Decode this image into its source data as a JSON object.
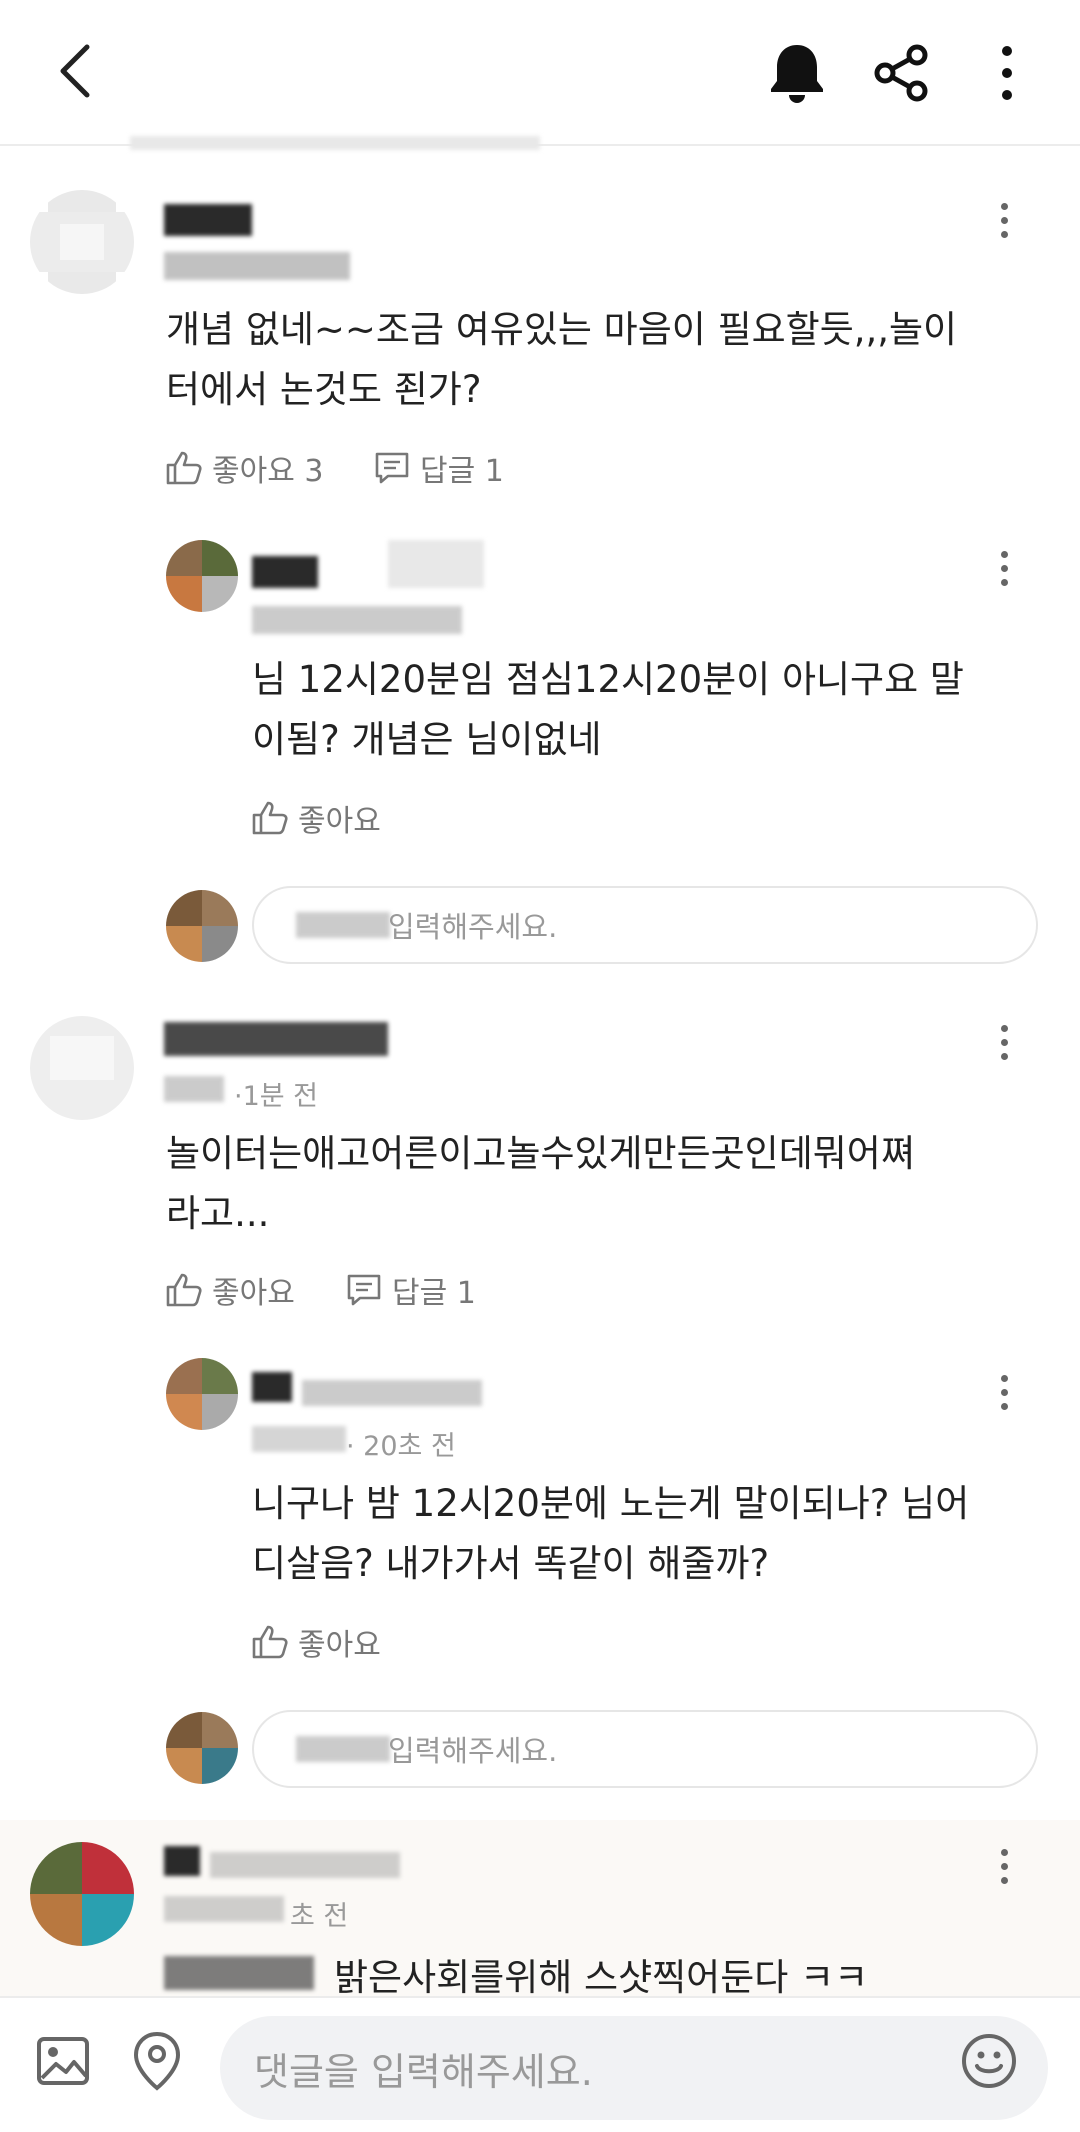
{
  "comments": [
    {
      "body_line1": "개념 없네~~조금 여유있는 마음이 필요할듯,,,놀이",
      "body_line2": "터에서 논것도 죈가?",
      "like_label": "좋아요 3",
      "reply_label": "답글 1",
      "replies": [
        {
          "body_line1": "님 12시20분임 점심12시20분이 아니구요 말",
          "body_line2": "이됨? 개념은 님이없네",
          "like_label": "좋아요"
        }
      ],
      "reply_input_placeholder": "입력해주세요."
    },
    {
      "meta": "·1분 전",
      "body_line1": "놀이터는애고어른이고놀수있게만든곳인데뭐어쪄",
      "body_line2": "라고...",
      "like_label": "좋아요",
      "reply_label": "답글 1",
      "replies": [
        {
          "meta": "· 20초 전",
          "body_line1": "니구나 밤 12시20분에 노는게 말이되나? 님어",
          "body_line2": "디살음? 내가가서 똑같이 해줄까?",
          "like_label": "좋아요"
        }
      ],
      "reply_input_placeholder": "입력해주세요."
    },
    {
      "meta": "초 전",
      "body_line1": "밝은사회를위해 스샷찍어둔다 ㅋㅋ"
    }
  ],
  "bottom_bar": {
    "input_placeholder": "댓글을 입력해주세요."
  },
  "icons": {
    "back": "chevron-left-icon",
    "bell": "bell-icon",
    "share": "share-icon",
    "more": "more-vertical-icon",
    "like": "thumbs-up-icon",
    "reply": "comment-icon",
    "image": "image-icon",
    "location": "location-pin-icon",
    "emoji": "smiley-icon"
  }
}
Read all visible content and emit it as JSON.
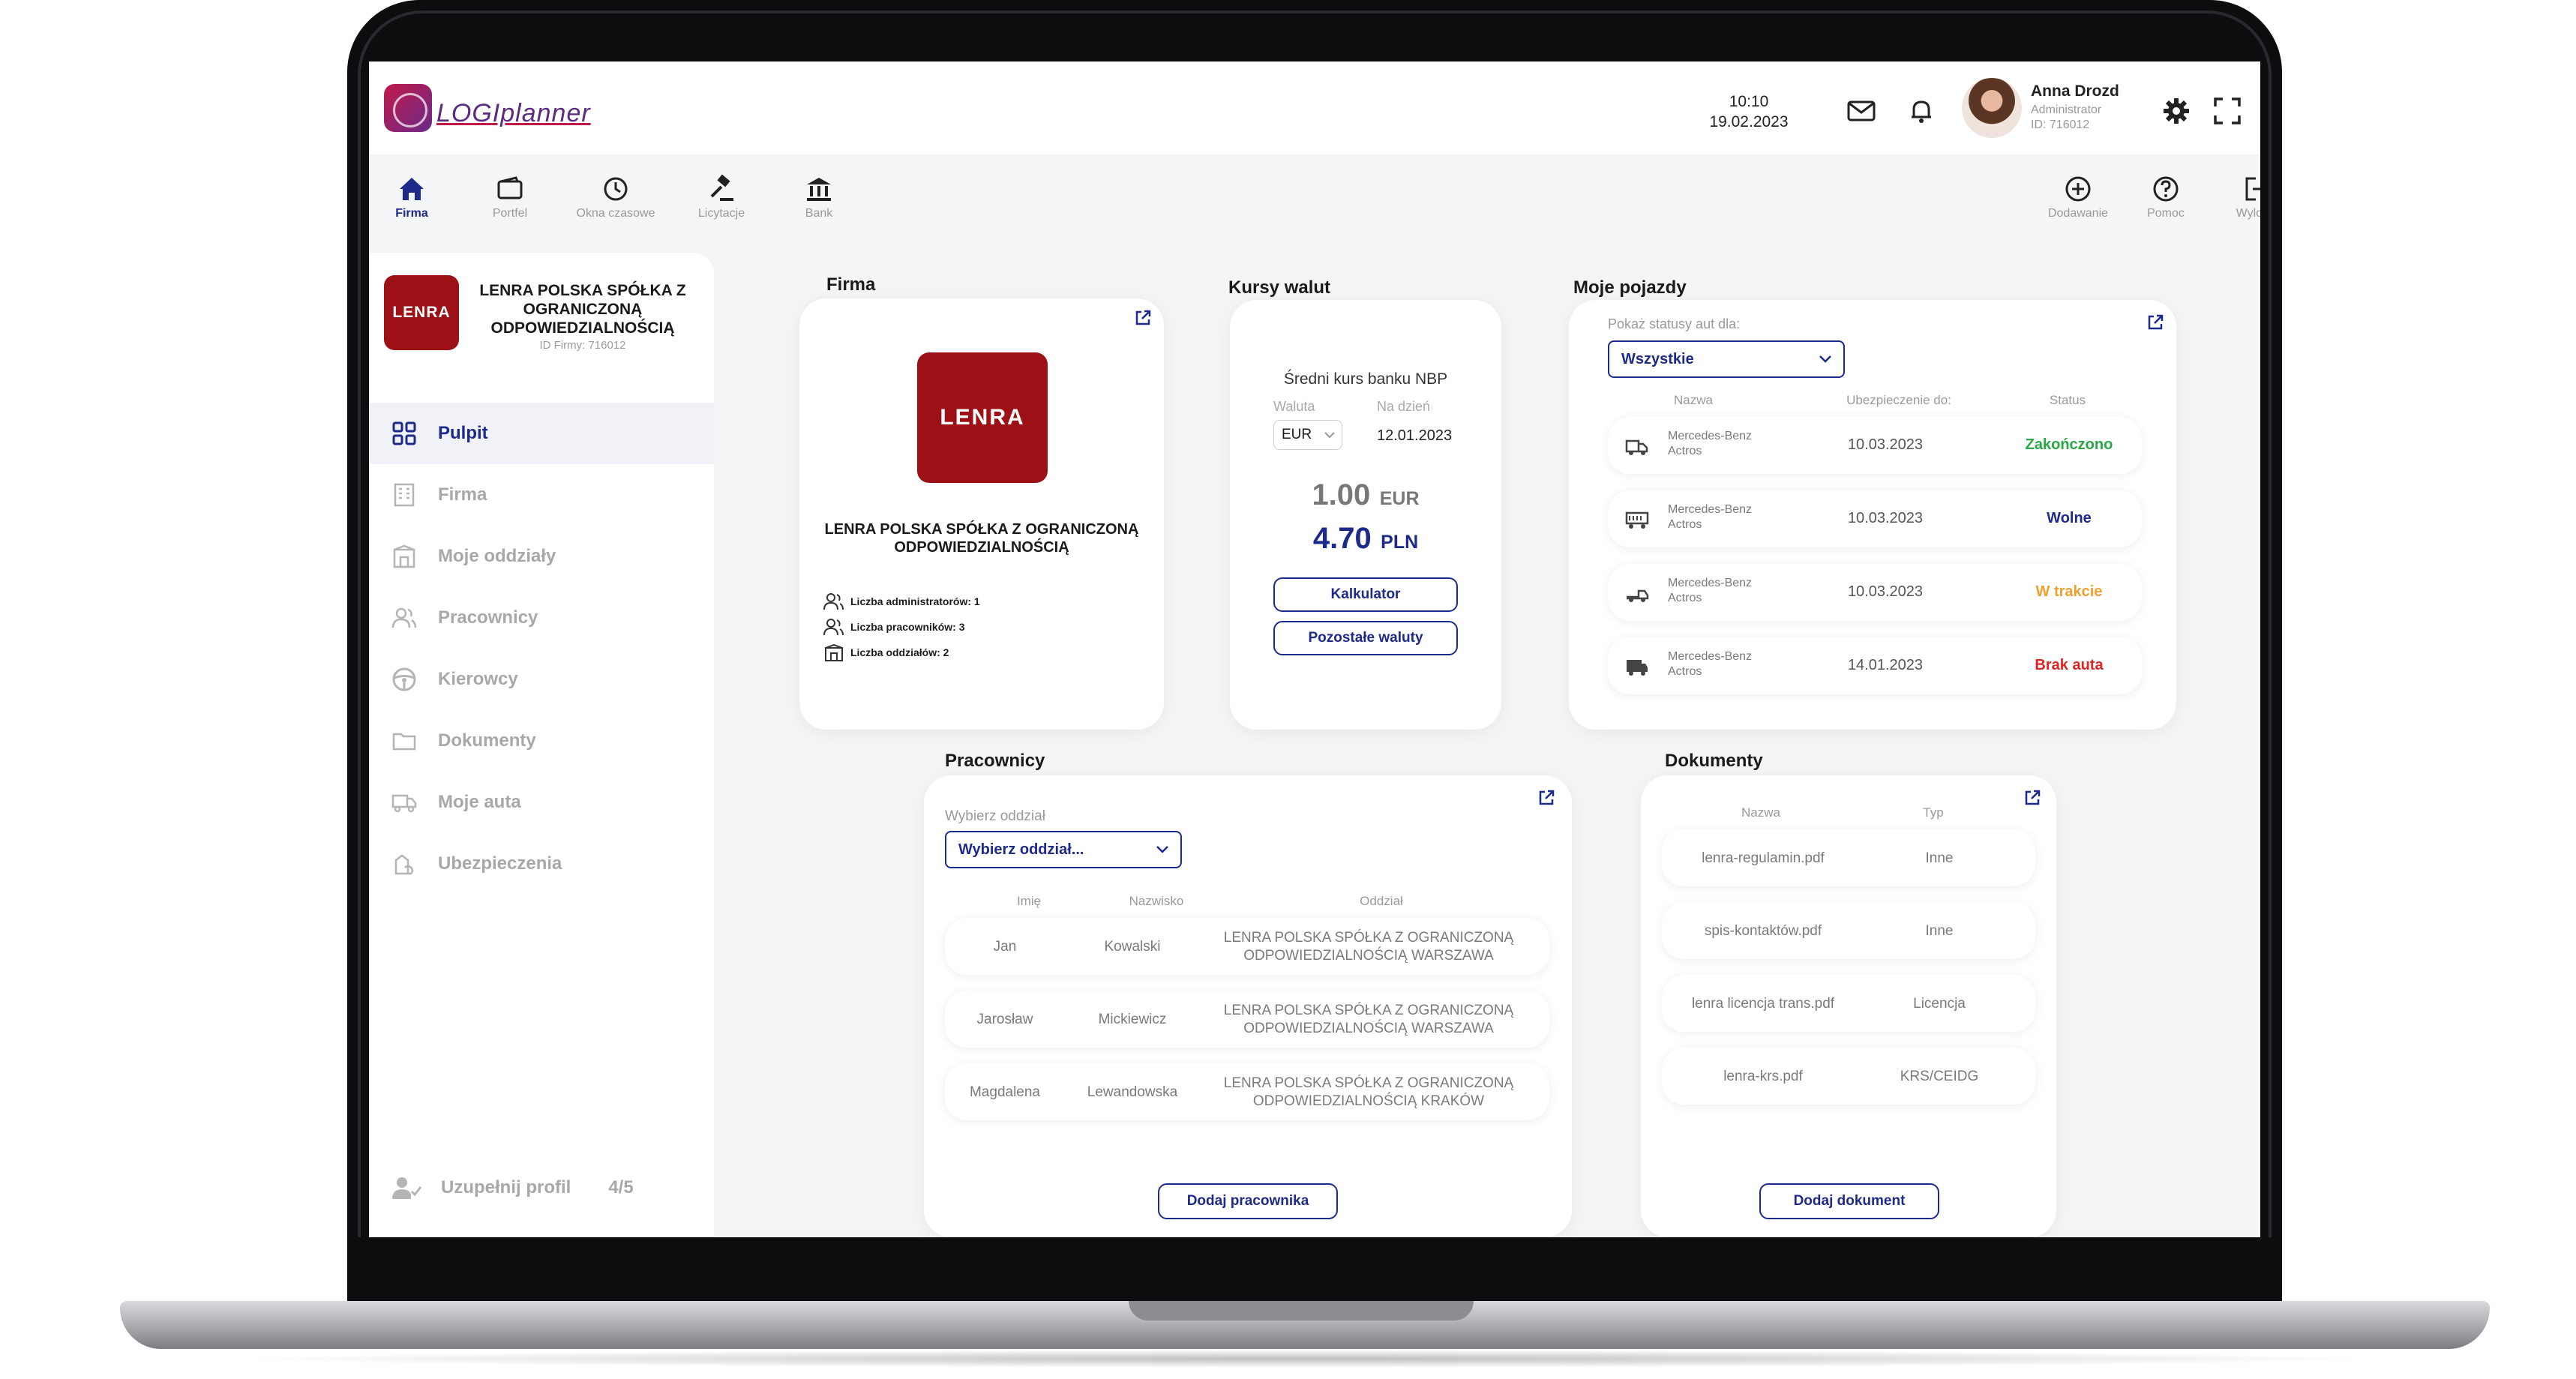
{
  "app": {
    "logo_text": "LOGIplanner"
  },
  "header": {
    "time": "10:10",
    "date": "19.02.2023",
    "user": {
      "name": "Anna Drozd",
      "role": "Administrator",
      "id": "ID: 716012"
    }
  },
  "nav": {
    "left": [
      {
        "label": "Firma",
        "icon": "home-icon"
      },
      {
        "label": "Portfel",
        "icon": "wallet-icon"
      },
      {
        "label": "Okna czasowe",
        "icon": "clock-icon"
      },
      {
        "label": "Licytacje",
        "icon": "gavel-icon"
      },
      {
        "label": "Bank",
        "icon": "bank-icon"
      }
    ],
    "right": [
      {
        "label": "Dodawanie",
        "icon": "plus-circle-icon"
      },
      {
        "label": "Pomoc",
        "icon": "help-icon"
      },
      {
        "label": "Wyloguj",
        "icon": "logout-icon"
      }
    ]
  },
  "sidebar": {
    "logo_text": "LENRA",
    "company_name": "LENRA POLSKA SPÓŁKA Z OGRANICZONĄ ODPOWIEDZIALNOŚCIĄ",
    "company_id": "ID Firmy: 716012",
    "items": [
      {
        "label": "Pulpit",
        "icon": "dashboard-grid-icon"
      },
      {
        "label": "Firma",
        "icon": "building-icon"
      },
      {
        "label": "Moje oddziały",
        "icon": "branch-icon"
      },
      {
        "label": "Pracownicy",
        "icon": "users-icon"
      },
      {
        "label": "Kierowcy",
        "icon": "steering-wheel-icon"
      },
      {
        "label": "Dokumenty",
        "icon": "folder-icon"
      },
      {
        "label": "Moje auta",
        "icon": "truck-icon"
      },
      {
        "label": "Ubezpieczenia",
        "icon": "insurance-icon"
      }
    ],
    "profile": {
      "label": "Uzupełnij profil",
      "count": "4/5"
    }
  },
  "firma": {
    "title": "Firma",
    "logo_text": "LENRA",
    "name": "LENRA POLSKA SPÓŁKA Z OGRANICZONĄ ODPOWIEDZIALNOŚCIĄ",
    "stats": [
      "Liczba administratorów: 1",
      "Liczba pracowników: 3",
      "Liczba oddziałów: 2"
    ]
  },
  "kursy": {
    "title": "Kursy walut",
    "subtitle": "Średni kurs banku NBP",
    "currency_label": "Waluta",
    "date_label": "Na dzień",
    "currency": "EUR",
    "date": "12.01.2023",
    "from_value": "1.00",
    "from_code": "EUR",
    "to_value": "4.70",
    "to_code": "PLN",
    "btn_calc": "Kalkulator",
    "btn_other": "Pozostałe waluty"
  },
  "pojazdy": {
    "title": "Moje pojazdy",
    "filter_label": "Pokaż statusy aut dla:",
    "filter_value": "Wszystkie",
    "headers": [
      "Nazwa",
      "Ubezpieczenie do:",
      "Status"
    ],
    "rows": [
      {
        "name1": "Mercedes-Benz",
        "name2": "Actros",
        "date": "10.03.2023",
        "status": "Zakończono",
        "color": "#27a844"
      },
      {
        "name1": "Mercedes-Benz",
        "name2": "Actros",
        "date": "10.03.2023",
        "status": "Wolne",
        "color": "#1e2a8a"
      },
      {
        "name1": "Mercedes-Benz",
        "name2": "Actros",
        "date": "10.03.2023",
        "status": "W trakcie",
        "color": "#f0a030"
      },
      {
        "name1": "Mercedes-Benz",
        "name2": "Actros",
        "date": "14.01.2023",
        "status": "Brak auta",
        "color": "#e02424"
      }
    ]
  },
  "pracownicy": {
    "title": "Pracownicy",
    "filter_label": "Wybierz oddział",
    "filter_value": "Wybierz oddział...",
    "headers": [
      "Imię",
      "Nazwisko",
      "Oddział"
    ],
    "rows": [
      {
        "first": "Jan",
        "last": "Kowalski",
        "branch1": "LENRA POLSKA SPÓŁKA Z OGRANICZONĄ",
        "branch2": "ODPOWIEDZIALNOŚCIĄ WARSZAWA"
      },
      {
        "first": "Jarosław",
        "last": "Mickiewicz",
        "branch1": "LENRA POLSKA SPÓŁKA Z OGRANICZONĄ",
        "branch2": "ODPOWIEDZIALNOŚCIĄ WARSZAWA"
      },
      {
        "first": "Magdalena",
        "last": "Lewandowska",
        "branch1": "LENRA POLSKA SPÓŁKA Z OGRANICZONĄ",
        "branch2": "ODPOWIEDZIALNOŚCIĄ KRAKÓW"
      }
    ],
    "button": "Dodaj pracownika"
  },
  "dokumenty": {
    "title": "Dokumenty",
    "headers": [
      "Nazwa",
      "Typ"
    ],
    "rows": [
      {
        "name": "lenra-regulamin.pdf",
        "type": "Inne"
      },
      {
        "name": "spis-kontaktów.pdf",
        "type": "Inne"
      },
      {
        "name": "lenra licencja trans.pdf",
        "type": "Licencja"
      },
      {
        "name": "lenra-krs.pdf",
        "type": "KRS/CEIDG"
      }
    ],
    "button": "Dodaj dokument"
  },
  "colors": {
    "accent": "#1e2a8a",
    "brand": "#9d1116",
    "background": "#f4f5f7"
  }
}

######

Leave out the pictures and output every record above precisely as given.

### Solution for this problem
Decode this image into its source data as a JSON object.
{
  "comments": [
    {
      "body_line1": "개념 없네~~조금 여유있는 마음이 필요할듯,,,놀이",
      "body_line2": "터에서 논것도 죈가?",
      "like_label": "좋아요 3",
      "reply_label": "답글 1",
      "replies": [
        {
          "body_line1": "님 12시20분임 점심12시20분이 아니구요 말",
          "body_line2": "이됨? 개념은 님이없네",
          "like_label": "좋아요"
        }
      ],
      "reply_input_placeholder": "입력해주세요."
    },
    {
      "meta": "·1분 전",
      "body_line1": "놀이터는애고어른이고놀수있게만든곳인데뭐어쪄",
      "body_line2": "라고...",
      "like_label": "좋아요",
      "reply_label": "답글 1",
      "replies": [
        {
          "meta": "· 20초 전",
          "body_line1": "니구나 밤 12시20분에 노는게 말이되나? 님어",
          "body_line2": "디살음? 내가가서 똑같이 해줄까?",
          "like_label": "좋아요"
        }
      ],
      "reply_input_placeholder": "입력해주세요."
    },
    {
      "meta": "초 전",
      "body_line1": "밝은사회를위해 스샷찍어둔다 ㅋㅋ"
    }
  ],
  "bottom_bar": {
    "input_placeholder": "댓글을 입력해주세요."
  },
  "icons": {
    "back": "chevron-left-icon",
    "bell": "bell-icon",
    "share": "share-icon",
    "more": "more-vertical-icon",
    "like": "thumbs-up-icon",
    "reply": "comment-icon",
    "image": "image-icon",
    "location": "location-pin-icon",
    "emoji": "smiley-icon"
  }
}
Read all visible content and emit it as JSON.
{
  "app": {
    "logo_text": "LOGIplanner"
  },
  "header": {
    "time": "10:10",
    "date": "19.02.2023",
    "user": {
      "name": "Anna Drozd",
      "role": "Administrator",
      "id": "ID: 716012"
    }
  },
  "nav": {
    "left": [
      {
        "label": "Firma",
        "icon": "home-icon"
      },
      {
        "label": "Portfel",
        "icon": "wallet-icon"
      },
      {
        "label": "Okna czasowe",
        "icon": "clock-icon"
      },
      {
        "label": "Licytacje",
        "icon": "gavel-icon"
      },
      {
        "label": "Bank",
        "icon": "bank-icon"
      }
    ],
    "right": [
      {
        "label": "Dodawanie",
        "icon": "plus-circle-icon"
      },
      {
        "label": "Pomoc",
        "icon": "help-icon"
      },
      {
        "label": "Wyloguj",
        "icon": "logout-icon"
      }
    ]
  },
  "sidebar": {
    "logo_text": "LENRA",
    "company_name": "LENRA POLSKA SPÓŁKA Z OGRANICZONĄ ODPOWIEDZIALNOŚCIĄ",
    "company_id": "ID Firmy: 716012",
    "items": [
      {
        "label": "Pulpit",
        "icon": "dashboard-grid-icon"
      },
      {
        "label": "Firma",
        "icon": "building-icon"
      },
      {
        "label": "Moje oddziały",
        "icon": "branch-icon"
      },
      {
        "label": "Pracownicy",
        "icon": "users-icon"
      },
      {
        "label": "Kierowcy",
        "icon": "steering-wheel-icon"
      },
      {
        "label": "Dokumenty",
        "icon": "folder-icon"
      },
      {
        "label": "Moje auta",
        "icon": "truck-icon"
      },
      {
        "label": "Ubezpieczenia",
        "icon": "insurance-icon"
      }
    ],
    "profile": {
      "label": "Uzupełnij profil",
      "count": "4/5"
    }
  },
  "firma": {
    "title": "Firma",
    "logo_text": "LENRA",
    "name": "LENRA POLSKA SPÓŁKA Z OGRANICZONĄ ODPOWIEDZIALNOŚCIĄ",
    "stats": [
      "Liczba administratorów: 1",
      "Liczba pracowników: 3",
      "Liczba oddziałów: 2"
    ]
  },
  "kursy": {
    "title": "Kursy walut",
    "subtitle": "Średni kurs banku NBP",
    "currency_label": "Waluta",
    "date_label": "Na dzień",
    "currency": "EUR",
    "date": "12.01.2023",
    "from_value": "1.00",
    "from_code": "EUR",
    "to_value": "4.70",
    "to_code": "PLN",
    "btn_calc": "Kalkulator",
    "btn_other": "Pozostałe waluty"
  },
  "pojazdy": {
    "title": "Moje pojazdy",
    "filter_label": "Pokaż statusy aut dla:",
    "filter_value": "Wszystkie",
    "headers": [
      "Nazwa",
      "Ubezpieczenie do:",
      "Status"
    ],
    "rows": [
      {
        "name1": "Mercedes-Benz",
        "name2": "Actros",
        "date": "10.03.2023",
        "status": "Zakończono",
        "color": "#27a844"
      },
      {
        "name1": "Mercedes-Benz",
        "name2": "Actros",
        "date": "10.03.2023",
        "status": "Wolne",
        "color": "#1e2a8a"
      },
      {
        "name1": "Mercedes-Benz",
        "name2": "Actros",
        "date": "10.03.2023",
        "status": "W trakcie",
        "color": "#f0a030"
      },
      {
        "name1": "Mercedes-Benz",
        "name2": "Actros",
        "date": "14.01.2023",
        "status": "Brak auta",
        "color": "#e02424"
      }
    ]
  },
  "pracownicy": {
    "title": "Pracownicy",
    "filter_label": "Wybierz oddział",
    "filter_value": "Wybierz oddział...",
    "headers": [
      "Imię",
      "Nazwisko",
      "Oddział"
    ],
    "rows": [
      {
        "first": "Jan",
        "last": "Kowalski",
        "branch1": "LENRA POLSKA SPÓŁKA Z OGRANICZONĄ",
        "branch2": "ODPOWIEDZIALNOŚCIĄ WARSZAWA"
      },
      {
        "first": "Jarosław",
        "last": "Mickiewicz",
        "branch1": "LENRA POLSKA SPÓŁKA Z OGRANICZONĄ",
        "branch2": "ODPOWIEDZIALNOŚCIĄ WARSZAWA"
      },
      {
        "first": "Magdalena",
        "last": "Lewandowska",
        "branch1": "LENRA POLSKA SPÓŁKA Z OGRANICZONĄ",
        "branch2": "ODPOWIEDZIALNOŚCIĄ KRAKÓW"
      }
    ],
    "button": "Dodaj pracownika"
  },
  "dokumenty": {
    "title": "Dokumenty",
    "headers": [
      "Nazwa",
      "Typ"
    ],
    "rows": [
      {
        "name": "lenra-regulamin.pdf",
        "type": "Inne"
      },
      {
        "name": "spis-kontaktów.pdf",
        "type": "Inne"
      },
      {
        "name": "lenra licencja trans.pdf",
        "type": "Licencja"
      },
      {
        "name": "lenra-krs.pdf",
        "type": "KRS/CEIDG"
      }
    ],
    "button": "Dodaj dokument"
  },
  "colors": {
    "accent": "#1e2a8a",
    "brand": "#9d1116",
    "background": "#f4f5f7"
  }
}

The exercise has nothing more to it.